Written instruction
Please list all lines of the material below in which the string "Projects" occurs.

Records for processing
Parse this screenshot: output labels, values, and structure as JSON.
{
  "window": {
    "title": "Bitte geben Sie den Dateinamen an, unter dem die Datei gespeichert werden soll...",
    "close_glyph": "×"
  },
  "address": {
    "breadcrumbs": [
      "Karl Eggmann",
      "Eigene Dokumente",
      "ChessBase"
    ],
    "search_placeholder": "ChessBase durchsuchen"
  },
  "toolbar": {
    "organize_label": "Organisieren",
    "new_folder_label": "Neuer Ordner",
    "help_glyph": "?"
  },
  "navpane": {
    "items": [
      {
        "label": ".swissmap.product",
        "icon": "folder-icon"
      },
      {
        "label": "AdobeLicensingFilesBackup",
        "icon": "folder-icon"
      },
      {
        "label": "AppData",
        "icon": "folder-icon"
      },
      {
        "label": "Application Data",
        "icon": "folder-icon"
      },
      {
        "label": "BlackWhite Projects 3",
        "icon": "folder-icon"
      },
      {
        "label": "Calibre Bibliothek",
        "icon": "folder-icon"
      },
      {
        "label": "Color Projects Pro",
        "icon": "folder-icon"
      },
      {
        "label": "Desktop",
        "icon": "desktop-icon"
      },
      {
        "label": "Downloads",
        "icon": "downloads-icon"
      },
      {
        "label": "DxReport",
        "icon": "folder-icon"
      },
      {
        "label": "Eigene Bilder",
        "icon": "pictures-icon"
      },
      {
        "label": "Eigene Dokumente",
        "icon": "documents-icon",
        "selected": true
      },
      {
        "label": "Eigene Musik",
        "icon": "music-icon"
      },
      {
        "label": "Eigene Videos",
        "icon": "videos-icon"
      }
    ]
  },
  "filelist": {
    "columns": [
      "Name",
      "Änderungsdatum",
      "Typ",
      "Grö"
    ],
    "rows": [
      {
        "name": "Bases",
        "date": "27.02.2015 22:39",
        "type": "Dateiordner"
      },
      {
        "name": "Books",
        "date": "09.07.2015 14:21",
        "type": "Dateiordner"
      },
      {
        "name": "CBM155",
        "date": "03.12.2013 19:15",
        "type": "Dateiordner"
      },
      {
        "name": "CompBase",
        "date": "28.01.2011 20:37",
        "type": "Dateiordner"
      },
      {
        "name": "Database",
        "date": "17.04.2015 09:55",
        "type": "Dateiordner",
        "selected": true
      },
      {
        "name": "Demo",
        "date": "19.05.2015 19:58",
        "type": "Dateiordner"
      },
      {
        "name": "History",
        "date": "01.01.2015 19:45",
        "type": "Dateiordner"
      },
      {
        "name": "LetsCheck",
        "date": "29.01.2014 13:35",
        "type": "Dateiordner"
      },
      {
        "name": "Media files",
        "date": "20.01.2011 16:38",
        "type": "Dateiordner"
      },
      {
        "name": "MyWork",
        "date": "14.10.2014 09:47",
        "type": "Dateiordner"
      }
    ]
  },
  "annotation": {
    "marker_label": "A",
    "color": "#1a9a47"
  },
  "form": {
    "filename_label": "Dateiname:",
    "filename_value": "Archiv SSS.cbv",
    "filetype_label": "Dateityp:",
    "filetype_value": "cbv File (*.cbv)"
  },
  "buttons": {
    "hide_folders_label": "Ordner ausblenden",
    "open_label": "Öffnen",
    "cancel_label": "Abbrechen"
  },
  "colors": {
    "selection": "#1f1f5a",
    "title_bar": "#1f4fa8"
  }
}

Final answer
        "label": "BlackWhite Projects 3",
        "label": "Color Projects Pro",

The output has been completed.